• Instructions to follow
Print the entries below in their entirety, exactly as they are written.

━━ Records shown

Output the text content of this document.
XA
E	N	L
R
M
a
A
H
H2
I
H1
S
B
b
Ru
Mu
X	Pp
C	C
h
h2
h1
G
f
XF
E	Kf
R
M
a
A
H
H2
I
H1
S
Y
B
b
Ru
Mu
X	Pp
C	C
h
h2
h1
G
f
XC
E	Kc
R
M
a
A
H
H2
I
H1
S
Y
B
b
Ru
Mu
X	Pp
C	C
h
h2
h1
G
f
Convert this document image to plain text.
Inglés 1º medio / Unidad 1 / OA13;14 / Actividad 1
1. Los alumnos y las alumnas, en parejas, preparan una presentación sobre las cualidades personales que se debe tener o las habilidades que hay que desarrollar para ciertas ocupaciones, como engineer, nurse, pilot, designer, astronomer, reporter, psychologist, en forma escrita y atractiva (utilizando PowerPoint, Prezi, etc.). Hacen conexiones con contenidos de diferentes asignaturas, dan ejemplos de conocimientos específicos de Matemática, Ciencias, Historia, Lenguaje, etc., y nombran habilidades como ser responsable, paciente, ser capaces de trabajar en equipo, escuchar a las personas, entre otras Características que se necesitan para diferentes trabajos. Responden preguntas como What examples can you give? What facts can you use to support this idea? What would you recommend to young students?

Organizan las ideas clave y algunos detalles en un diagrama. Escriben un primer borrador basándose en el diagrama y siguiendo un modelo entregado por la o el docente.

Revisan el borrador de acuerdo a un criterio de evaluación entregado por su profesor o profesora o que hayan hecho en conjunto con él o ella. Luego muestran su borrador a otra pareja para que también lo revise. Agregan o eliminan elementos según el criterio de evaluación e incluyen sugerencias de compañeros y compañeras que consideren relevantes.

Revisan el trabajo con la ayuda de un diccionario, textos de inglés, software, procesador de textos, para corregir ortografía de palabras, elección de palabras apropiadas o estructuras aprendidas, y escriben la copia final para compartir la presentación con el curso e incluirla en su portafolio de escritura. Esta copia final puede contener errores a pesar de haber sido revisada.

━━━━

• Response to the task
Output the text content of this document.
XA
E	N	L
R
M
a
A
H
H2
I
H1
S
B
b
Ru
Mu
X	Pp
C	C
h
h2
h1
G
f
XF
E	Kf
R
M
a
A
H
H2
I
H1
S
Y
B
b
Ru
Mu
X	Pp
C	C
h
h2
h1
G
f
XC
E	Kc
R
M
a
A
H
H2
I
H1
S
Y
B
b
Ru
Mu
X	Pp
C	C
h
h2
h1
G
f
Convert this document image to plain text.
Inglés 1º medio / Unidad 1 / OA13;14 / Actividad 1
1. Los alumnos y las alumnas, en parejas, preparan una presentación sobre las cualidades personales que se debe tener o las habilidades que hay que desarrollar para ciertas ocupaciones, como engineer, nurse, pilot, designer, astronomer, reporter, psychologist, en forma escrita y atractiva (utilizando PowerPoint, Prezi, etc.). Hacen conexiones con contenidos de diferentes asignaturas, dan ejemplos de conocimientos específicos de Matemática, Ciencias, Historia, Lenguaje, etc., y nombran habilidades como ser responsable, paciente, ser capaces de trabajar en equipo, escuchar a las personas, entre otras Características que se necesitan para diferentes trabajos. Responden preguntas como What examples can you give? What facts can you use to support this idea? What would you recommend to young students?

Organizan las ideas clave y algunos detalles en un diagrama. Escriben un primer borrador basándose en el diagrama y siguiendo un modelo entregado por la o el docente.

Revisan el borrador de acuerdo a un criterio de evaluación entregado por su profesor o profesora o que hayan hecho en conjunto con él o ella. Luego muestran su borrador a otra pareja para que también lo revise. Agregan o eliminan elementos según el criterio de evaluación e incluyen sugerencias de compañeros y compañeras que consideren relevantes.

Revisan el trabajo con la ayuda de un diccionario, textos de inglés, software, procesador de textos, para corregir ortografía de palabras, elección de palabras apropiadas o estructuras aprendidas, y escriben la copia final para compartir la presentación con el curso e incluirla en su portafolio de escritura. Esta copia final puede contener errores a pesar de haber sido revisada.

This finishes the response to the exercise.